* Begin SUPPLIED DATA *

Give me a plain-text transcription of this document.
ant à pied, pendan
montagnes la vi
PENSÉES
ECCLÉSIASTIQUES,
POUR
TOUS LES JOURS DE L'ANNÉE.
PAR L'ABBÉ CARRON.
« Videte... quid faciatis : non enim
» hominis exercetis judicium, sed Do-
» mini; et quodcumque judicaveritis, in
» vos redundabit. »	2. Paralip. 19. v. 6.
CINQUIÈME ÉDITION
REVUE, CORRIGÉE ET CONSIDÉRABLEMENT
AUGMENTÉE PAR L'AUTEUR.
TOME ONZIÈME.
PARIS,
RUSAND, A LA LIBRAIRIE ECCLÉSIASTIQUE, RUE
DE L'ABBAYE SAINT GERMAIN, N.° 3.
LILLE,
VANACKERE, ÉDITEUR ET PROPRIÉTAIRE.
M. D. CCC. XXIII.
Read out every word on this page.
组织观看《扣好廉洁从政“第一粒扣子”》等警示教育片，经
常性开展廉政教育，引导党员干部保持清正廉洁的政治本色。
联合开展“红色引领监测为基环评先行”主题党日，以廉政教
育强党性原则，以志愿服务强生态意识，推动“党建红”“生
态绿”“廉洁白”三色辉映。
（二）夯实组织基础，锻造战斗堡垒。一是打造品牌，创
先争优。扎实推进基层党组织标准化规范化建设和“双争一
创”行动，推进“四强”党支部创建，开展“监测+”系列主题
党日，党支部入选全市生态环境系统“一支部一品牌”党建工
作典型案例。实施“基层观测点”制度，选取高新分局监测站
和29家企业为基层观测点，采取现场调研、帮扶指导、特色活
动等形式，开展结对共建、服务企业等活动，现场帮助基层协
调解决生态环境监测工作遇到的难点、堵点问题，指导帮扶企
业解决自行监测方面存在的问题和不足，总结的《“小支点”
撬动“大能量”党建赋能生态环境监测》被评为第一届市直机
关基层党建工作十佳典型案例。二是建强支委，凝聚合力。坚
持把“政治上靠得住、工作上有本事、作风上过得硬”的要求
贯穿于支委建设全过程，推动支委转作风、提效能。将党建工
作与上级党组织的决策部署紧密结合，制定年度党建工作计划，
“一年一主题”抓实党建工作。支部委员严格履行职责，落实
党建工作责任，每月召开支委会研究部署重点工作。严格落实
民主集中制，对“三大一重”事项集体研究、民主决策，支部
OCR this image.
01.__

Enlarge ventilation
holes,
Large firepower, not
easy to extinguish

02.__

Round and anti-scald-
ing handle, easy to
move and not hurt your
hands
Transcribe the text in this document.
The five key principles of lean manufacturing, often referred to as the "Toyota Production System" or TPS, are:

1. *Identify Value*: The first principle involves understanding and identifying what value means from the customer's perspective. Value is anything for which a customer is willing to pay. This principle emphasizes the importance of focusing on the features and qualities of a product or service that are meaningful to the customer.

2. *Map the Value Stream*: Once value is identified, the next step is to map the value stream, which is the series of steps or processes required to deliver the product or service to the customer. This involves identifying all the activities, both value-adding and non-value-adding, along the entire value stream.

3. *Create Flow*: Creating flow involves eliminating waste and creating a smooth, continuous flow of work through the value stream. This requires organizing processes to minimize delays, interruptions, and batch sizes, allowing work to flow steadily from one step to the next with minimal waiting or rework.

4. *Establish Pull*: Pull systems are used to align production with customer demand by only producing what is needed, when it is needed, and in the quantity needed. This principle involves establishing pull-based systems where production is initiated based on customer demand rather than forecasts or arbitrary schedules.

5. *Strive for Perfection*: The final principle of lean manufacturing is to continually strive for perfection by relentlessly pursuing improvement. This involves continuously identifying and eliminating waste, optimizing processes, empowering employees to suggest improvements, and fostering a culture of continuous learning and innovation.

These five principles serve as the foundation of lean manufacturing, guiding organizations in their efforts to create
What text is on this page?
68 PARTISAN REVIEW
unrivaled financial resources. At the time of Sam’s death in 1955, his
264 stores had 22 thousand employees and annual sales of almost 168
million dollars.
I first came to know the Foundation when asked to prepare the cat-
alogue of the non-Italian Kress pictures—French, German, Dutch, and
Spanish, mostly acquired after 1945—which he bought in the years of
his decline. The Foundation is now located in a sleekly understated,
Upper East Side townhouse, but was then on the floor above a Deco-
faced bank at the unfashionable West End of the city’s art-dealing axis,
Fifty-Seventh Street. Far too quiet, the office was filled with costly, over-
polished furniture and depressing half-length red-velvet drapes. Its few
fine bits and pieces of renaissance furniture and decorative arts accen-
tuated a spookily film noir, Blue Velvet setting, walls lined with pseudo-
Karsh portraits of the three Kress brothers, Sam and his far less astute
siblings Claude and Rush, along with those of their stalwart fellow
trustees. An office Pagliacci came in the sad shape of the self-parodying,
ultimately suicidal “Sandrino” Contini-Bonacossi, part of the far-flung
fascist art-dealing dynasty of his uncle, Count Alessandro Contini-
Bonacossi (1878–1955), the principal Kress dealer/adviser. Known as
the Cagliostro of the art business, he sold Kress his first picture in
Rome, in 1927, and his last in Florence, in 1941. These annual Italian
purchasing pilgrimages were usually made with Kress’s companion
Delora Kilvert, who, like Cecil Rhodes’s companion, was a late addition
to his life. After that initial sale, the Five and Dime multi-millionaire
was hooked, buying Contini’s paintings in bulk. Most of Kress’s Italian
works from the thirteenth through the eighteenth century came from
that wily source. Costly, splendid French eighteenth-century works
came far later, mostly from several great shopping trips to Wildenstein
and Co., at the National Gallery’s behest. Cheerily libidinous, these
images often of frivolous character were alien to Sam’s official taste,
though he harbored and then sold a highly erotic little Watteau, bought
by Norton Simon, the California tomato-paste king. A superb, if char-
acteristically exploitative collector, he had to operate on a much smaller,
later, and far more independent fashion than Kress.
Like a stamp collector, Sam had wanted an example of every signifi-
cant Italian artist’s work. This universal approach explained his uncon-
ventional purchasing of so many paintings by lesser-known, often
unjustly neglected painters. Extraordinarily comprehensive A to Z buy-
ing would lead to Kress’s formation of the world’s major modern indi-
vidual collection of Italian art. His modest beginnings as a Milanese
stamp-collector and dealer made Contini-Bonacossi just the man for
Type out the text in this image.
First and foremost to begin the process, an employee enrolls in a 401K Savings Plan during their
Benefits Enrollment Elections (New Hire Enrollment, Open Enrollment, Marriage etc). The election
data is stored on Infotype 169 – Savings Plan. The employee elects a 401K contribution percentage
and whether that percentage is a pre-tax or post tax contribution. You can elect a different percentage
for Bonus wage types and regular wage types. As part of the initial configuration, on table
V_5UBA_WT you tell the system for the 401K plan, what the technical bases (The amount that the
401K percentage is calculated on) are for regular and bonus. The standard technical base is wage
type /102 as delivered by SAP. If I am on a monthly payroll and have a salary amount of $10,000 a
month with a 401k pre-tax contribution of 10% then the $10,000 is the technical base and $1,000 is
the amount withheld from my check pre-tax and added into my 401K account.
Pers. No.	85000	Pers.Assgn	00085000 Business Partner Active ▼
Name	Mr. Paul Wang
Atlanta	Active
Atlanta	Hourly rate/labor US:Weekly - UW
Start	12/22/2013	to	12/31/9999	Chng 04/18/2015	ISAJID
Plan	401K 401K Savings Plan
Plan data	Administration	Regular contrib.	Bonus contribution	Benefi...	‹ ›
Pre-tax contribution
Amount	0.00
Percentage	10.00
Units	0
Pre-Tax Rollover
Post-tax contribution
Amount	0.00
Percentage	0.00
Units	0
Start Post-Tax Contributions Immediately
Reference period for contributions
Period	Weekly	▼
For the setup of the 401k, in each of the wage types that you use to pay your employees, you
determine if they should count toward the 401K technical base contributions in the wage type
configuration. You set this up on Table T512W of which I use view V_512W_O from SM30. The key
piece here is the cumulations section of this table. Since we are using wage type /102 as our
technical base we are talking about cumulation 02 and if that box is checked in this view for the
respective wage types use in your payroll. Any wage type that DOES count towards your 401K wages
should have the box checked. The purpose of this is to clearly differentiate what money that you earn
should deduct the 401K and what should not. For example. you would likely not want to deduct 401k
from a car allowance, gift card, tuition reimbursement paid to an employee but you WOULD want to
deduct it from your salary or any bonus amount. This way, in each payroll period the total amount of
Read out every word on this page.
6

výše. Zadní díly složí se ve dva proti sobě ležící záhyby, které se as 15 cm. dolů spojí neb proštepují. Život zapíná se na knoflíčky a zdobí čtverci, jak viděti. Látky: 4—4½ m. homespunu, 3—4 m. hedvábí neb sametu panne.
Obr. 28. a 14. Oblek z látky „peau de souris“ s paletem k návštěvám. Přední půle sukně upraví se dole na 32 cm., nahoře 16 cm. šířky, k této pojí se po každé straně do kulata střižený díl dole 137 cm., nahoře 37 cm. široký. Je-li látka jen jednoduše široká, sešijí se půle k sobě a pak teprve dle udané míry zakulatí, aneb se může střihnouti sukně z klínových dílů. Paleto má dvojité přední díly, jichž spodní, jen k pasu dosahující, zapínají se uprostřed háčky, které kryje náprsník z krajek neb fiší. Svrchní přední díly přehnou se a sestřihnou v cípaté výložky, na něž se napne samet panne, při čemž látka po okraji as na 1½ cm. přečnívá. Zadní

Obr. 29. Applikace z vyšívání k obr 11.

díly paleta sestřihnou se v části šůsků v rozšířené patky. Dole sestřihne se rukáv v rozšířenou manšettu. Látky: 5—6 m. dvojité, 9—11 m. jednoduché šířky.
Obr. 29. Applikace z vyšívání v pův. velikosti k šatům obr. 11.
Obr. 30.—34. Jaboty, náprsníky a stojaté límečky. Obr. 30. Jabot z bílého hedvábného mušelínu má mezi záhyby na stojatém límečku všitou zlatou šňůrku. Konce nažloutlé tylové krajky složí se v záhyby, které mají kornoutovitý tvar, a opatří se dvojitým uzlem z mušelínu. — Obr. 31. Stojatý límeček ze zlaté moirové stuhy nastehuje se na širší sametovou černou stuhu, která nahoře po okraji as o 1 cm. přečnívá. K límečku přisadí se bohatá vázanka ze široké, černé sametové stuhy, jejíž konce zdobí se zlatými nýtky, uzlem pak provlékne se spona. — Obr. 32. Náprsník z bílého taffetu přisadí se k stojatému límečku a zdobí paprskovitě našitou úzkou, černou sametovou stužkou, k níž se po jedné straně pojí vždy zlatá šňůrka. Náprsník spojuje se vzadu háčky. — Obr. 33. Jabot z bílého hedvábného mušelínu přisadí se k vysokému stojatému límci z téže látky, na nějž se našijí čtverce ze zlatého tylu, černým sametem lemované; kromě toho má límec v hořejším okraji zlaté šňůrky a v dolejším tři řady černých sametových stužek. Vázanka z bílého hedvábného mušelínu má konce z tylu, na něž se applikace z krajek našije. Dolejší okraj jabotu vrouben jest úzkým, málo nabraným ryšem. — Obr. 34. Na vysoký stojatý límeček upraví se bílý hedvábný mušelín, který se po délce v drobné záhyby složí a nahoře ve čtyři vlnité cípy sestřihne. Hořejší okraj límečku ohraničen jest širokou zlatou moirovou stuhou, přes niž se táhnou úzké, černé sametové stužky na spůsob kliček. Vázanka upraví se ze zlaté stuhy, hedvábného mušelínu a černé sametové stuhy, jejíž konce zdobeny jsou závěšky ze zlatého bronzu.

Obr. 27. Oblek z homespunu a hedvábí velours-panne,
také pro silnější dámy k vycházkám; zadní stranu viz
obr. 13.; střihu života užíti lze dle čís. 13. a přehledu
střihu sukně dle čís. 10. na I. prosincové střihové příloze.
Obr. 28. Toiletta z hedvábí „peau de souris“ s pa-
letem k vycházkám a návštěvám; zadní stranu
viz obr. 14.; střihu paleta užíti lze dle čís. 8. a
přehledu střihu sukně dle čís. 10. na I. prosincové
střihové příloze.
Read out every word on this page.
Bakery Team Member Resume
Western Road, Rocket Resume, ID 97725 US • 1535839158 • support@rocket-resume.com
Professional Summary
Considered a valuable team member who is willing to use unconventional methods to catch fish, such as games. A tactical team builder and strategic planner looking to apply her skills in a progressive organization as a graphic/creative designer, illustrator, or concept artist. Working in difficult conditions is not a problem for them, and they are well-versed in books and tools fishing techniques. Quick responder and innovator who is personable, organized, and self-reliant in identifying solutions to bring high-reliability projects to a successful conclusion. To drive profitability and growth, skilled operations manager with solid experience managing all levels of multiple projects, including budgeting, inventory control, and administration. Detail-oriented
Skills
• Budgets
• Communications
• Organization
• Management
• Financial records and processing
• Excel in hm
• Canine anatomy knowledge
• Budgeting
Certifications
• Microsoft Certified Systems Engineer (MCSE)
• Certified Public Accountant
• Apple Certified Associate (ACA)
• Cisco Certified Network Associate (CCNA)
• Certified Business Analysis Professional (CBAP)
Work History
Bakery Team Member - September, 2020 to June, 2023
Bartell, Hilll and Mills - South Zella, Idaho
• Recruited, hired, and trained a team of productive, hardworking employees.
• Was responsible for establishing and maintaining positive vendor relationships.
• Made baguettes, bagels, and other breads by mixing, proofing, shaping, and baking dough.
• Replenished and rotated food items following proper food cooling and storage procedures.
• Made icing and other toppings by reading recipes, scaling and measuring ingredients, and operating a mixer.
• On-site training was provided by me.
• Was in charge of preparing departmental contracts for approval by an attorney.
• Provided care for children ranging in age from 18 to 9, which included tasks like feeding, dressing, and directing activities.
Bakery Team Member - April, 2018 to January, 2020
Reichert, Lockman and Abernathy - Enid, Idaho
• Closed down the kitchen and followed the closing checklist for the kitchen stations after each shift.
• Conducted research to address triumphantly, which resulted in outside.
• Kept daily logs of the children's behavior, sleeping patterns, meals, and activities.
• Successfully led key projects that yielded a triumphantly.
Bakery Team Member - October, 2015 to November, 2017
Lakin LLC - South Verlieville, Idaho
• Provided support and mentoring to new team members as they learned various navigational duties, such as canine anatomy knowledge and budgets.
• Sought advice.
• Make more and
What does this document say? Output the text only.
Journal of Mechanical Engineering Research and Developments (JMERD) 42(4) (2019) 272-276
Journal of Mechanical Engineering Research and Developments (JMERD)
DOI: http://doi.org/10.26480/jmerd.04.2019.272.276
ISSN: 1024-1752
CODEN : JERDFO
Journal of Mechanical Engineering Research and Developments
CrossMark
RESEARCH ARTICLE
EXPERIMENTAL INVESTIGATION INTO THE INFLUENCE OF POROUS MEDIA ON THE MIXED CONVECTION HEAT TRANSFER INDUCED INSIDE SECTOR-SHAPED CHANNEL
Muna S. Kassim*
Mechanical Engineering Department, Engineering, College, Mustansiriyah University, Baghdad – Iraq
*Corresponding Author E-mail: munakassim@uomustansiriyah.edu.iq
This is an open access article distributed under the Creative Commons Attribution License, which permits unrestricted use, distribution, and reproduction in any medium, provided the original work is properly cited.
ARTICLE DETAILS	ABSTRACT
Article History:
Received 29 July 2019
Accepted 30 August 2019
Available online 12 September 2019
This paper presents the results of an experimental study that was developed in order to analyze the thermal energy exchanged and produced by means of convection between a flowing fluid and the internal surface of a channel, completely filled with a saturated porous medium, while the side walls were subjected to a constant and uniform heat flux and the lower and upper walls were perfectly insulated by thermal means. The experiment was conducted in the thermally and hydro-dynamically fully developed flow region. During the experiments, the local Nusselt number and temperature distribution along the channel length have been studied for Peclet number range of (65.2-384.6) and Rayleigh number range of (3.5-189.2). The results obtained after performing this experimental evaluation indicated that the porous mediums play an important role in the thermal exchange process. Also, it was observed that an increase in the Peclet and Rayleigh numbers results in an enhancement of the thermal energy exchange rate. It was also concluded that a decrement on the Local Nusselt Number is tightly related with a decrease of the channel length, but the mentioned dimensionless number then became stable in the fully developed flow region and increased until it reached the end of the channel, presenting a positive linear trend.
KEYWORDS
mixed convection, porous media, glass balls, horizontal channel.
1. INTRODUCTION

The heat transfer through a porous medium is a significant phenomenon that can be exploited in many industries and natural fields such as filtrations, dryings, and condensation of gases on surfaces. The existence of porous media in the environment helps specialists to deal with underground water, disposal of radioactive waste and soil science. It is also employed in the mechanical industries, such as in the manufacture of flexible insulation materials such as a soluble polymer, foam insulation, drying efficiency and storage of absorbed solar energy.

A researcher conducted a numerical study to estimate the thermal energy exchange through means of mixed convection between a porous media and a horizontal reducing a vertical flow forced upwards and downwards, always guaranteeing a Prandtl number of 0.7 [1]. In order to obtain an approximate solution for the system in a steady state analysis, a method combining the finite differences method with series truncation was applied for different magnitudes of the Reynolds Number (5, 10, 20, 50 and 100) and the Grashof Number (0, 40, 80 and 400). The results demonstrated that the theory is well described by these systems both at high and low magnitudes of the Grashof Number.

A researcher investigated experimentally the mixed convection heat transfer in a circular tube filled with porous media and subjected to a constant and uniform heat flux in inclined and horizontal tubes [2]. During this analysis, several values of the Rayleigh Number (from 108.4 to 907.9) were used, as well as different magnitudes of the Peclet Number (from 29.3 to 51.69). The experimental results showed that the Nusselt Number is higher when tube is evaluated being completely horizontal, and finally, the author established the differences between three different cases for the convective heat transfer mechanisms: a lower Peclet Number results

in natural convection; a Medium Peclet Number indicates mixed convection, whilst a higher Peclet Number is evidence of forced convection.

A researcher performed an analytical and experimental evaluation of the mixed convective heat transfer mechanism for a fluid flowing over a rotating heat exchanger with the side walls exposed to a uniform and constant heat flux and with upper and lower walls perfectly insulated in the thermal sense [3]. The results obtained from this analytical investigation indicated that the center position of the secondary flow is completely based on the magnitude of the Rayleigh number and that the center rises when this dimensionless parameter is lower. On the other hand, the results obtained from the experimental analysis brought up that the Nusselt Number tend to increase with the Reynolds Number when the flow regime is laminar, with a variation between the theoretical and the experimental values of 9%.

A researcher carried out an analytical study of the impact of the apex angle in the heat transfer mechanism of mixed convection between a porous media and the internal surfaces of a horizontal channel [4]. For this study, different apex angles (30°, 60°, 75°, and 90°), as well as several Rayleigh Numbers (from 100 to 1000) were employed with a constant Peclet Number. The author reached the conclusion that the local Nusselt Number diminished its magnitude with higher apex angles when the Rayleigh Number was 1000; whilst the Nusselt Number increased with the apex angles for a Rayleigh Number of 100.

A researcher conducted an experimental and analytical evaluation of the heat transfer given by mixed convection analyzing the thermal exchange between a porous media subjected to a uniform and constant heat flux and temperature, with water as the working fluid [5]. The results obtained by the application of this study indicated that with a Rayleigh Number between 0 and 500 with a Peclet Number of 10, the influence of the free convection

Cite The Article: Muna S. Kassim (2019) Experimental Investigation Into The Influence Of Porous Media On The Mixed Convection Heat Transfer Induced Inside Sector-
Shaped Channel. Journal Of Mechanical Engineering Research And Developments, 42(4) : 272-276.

* End SUPPLIED DATA *

Go through the entries above and pull out each line with "lean" in it.

The five key principles of lean manufacturing, often referred to as the "Toyota Production System" or TPS, are:
5. *Strive for Perfection*: The final principle of lean manufacturing is to continually strive for perfection by relentlessly pursuing improvement. This involves continuously identifying and eliminating waste, optimizing processes, empowering employees to suggest improvements, and fostering a culture of continuous learning and innovation.
These five principles serve as the foundation of lean manufacturing, guiding organizations in their efforts to create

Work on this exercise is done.